Work to be completed:
Write each entry out again exactly, with nothing omitted.

Figure record extracts

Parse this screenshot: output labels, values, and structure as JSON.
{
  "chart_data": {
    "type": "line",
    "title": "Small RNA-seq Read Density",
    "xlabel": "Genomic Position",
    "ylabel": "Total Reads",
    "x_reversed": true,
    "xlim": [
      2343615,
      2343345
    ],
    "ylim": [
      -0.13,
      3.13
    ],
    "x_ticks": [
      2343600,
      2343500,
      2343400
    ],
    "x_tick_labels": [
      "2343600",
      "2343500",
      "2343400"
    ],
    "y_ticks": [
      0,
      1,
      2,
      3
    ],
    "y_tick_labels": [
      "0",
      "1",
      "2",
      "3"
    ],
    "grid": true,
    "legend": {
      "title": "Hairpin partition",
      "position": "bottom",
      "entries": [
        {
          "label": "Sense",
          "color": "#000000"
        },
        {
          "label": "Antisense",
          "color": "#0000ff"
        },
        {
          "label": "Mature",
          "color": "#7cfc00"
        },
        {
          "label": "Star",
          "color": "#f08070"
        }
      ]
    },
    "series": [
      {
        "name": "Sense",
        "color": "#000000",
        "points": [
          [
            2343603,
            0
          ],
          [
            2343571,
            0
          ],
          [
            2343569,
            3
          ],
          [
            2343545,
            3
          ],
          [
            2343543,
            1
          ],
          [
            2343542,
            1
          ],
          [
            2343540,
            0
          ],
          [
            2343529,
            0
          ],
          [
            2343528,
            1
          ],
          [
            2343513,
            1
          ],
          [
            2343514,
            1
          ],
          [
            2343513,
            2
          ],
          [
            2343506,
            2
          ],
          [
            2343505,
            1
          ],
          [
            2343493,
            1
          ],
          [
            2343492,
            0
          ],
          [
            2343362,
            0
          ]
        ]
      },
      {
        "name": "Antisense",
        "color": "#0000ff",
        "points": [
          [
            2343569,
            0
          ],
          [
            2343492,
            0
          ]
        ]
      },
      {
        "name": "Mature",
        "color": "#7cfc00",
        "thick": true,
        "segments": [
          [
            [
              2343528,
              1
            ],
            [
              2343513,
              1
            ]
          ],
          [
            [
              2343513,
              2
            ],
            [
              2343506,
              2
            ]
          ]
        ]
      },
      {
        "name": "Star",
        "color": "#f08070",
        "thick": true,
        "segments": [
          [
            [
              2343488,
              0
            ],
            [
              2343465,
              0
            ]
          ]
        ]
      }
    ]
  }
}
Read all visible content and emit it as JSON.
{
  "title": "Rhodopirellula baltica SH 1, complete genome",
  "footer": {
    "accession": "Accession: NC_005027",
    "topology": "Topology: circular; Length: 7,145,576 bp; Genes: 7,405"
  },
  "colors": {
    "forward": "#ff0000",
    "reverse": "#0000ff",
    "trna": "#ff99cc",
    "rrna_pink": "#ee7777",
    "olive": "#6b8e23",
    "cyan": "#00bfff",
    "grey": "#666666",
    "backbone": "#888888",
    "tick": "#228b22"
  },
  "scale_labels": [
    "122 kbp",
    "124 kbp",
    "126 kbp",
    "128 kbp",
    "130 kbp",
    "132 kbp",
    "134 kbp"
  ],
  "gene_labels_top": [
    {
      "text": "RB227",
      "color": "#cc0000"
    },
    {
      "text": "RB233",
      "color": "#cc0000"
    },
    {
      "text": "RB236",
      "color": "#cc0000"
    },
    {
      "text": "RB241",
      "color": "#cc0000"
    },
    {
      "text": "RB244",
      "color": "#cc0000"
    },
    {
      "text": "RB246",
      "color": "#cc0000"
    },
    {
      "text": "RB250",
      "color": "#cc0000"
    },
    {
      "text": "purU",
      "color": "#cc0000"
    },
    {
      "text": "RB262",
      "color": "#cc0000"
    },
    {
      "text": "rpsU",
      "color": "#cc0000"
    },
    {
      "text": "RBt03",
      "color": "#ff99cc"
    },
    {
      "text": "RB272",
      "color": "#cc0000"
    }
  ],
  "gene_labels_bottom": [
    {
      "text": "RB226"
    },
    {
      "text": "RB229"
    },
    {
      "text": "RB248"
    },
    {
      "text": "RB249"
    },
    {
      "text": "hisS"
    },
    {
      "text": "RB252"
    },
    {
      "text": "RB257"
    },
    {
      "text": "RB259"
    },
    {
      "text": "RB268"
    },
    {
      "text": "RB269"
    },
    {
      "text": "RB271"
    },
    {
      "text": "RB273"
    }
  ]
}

Exercise answer:
Parse this screenshot: output labels, values, and structure as JSON.
{
  "chart_data": {
    "type": "line",
    "title": "Small RNA-seq Read Density",
    "xlabel": "Genomic Position",
    "ylabel": "Total Reads",
    "x_reversed": true,
    "xlim": [
      2343615,
      2343345
    ],
    "ylim": [
      -0.13,
      3.13
    ],
    "x_ticks": [
      2343600,
      2343500,
      2343400
    ],
    "x_tick_labels": [
      "2343600",
      "2343500",
      "2343400"
    ],
    "y_ticks": [
      0,
      1,
      2,
      3
    ],
    "y_tick_labels": [
      "0",
      "1",
      "2",
      "3"
    ],
    "grid": true,
    "legend": {
      "title": "Hairpin partition",
      "position": "bottom",
      "entries": [
        {
          "label": "Sense",
          "color": "#000000"
        },
        {
          "label": "Antisense",
          "color": "#0000ff"
        },
        {
          "label": "Mature",
          "color": "#7cfc00"
        },
        {
          "label": "Star",
          "color": "#f08070"
        }
      ]
    },
    "series": [
      {
        "name": "Sense",
        "color": "#000000",
        "points": [
          [
            2343603,
            0
          ],
          [
            2343571,
            0
          ],
          [
            2343569,
            3
          ],
          [
            2343545,
            3
          ],
          [
            2343543,
            1
          ],
          [
            2343542,
            1
          ],
          [
            2343540,
            0
          ],
          [
            2343529,
            0
          ],
          [
            2343528,
            1
          ],
          [
            2343513,
            1
          ],
          [
            2343514,
            1
          ],
          [
            2343513,
            2
          ],
          [
            2343506,
            2
          ],
          [
            2343505,
            1
          ],
          [
            2343493,
            1
          ],
          [
            2343492,
            0
          ],
          [
            2343362,
            0
          ]
        ]
      },
      {
        "name": "Antisense",
        "color": "#0000ff",
        "points": [
          [
            2343569,
            0
          ],
          [
            2343492,
            0
          ]
        ]
      },
      {
        "name": "Mature",
        "color": "#7cfc00",
        "thick": true,
        "segments": [
          [
            [
              2343528,
              1
            ],
            [
              2343513,
              1
            ]
          ],
          [
            [
              2343513,
              2
            ],
            [
              2343506,
              2
            ]
          ]
        ]
      },
      {
        "name": "Star",
        "color": "#f08070",
        "thick": true,
        "segments": [
          [
            [
              2343488,
              0
            ],
            [
              2343465,
              0
            ]
          ]
        ]
      }
    ]
  }
}
Read all visible content and emit it as JSON.
{
  "title": "Rhodopirellula baltica SH 1, complete genome",
  "footer": {
    "accession": "Accession: NC_005027",
    "topology": "Topology: circular; Length: 7,145,576 bp; Genes: 7,405"
  },
  "colors": {
    "forward": "#ff0000",
    "reverse": "#0000ff",
    "trna": "#ff99cc",
    "rrna_pink": "#ee7777",
    "olive": "#6b8e23",
    "cyan": "#00bfff",
    "grey": "#666666",
    "backbone": "#888888",
    "tick": "#228b22"
  },
  "scale_labels": [
    "122 kbp",
    "124 kbp",
    "126 kbp",
    "128 kbp",
    "130 kbp",
    "132 kbp",
    "134 kbp"
  ],
  "gene_labels_top": [
    {
      "text": "RB227",
      "color": "#cc0000"
    },
    {
      "text": "RB233",
      "color": "#cc0000"
    },
    {
      "text": "RB236",
      "color": "#cc0000"
    },
    {
      "text": "RB241",
      "color": "#cc0000"
    },
    {
      "text": "RB244",
      "color": "#cc0000"
    },
    {
      "text": "RB246",
      "color": "#cc0000"
    },
    {
      "text": "RB250",
      "color": "#cc0000"
    },
    {
      "text": "purU",
      "color": "#cc0000"
    },
    {
      "text": "RB262",
      "color": "#cc0000"
    },
    {
      "text": "rpsU",
      "color": "#cc0000"
    },
    {
      "text": "RBt03",
      "color": "#ff99cc"
    },
    {
      "text": "RB272",
      "color": "#cc0000"
    }
  ],
  "gene_labels_bottom": [
    {
      "text": "RB226"
    },
    {
      "text": "RB229"
    },
    {
      "text": "RB248"
    },
    {
      "text": "RB249"
    },
    {
      "text": "hisS"
    },
    {
      "text": "RB252"
    },
    {
      "text": "RB257"
    },
    {
      "text": "RB259"
    },
    {
      "text": "RB268"
    },
    {
      "text": "RB269"
    },
    {
      "text": "RB271"
    },
    {
      "text": "RB273"
    }
  ]
}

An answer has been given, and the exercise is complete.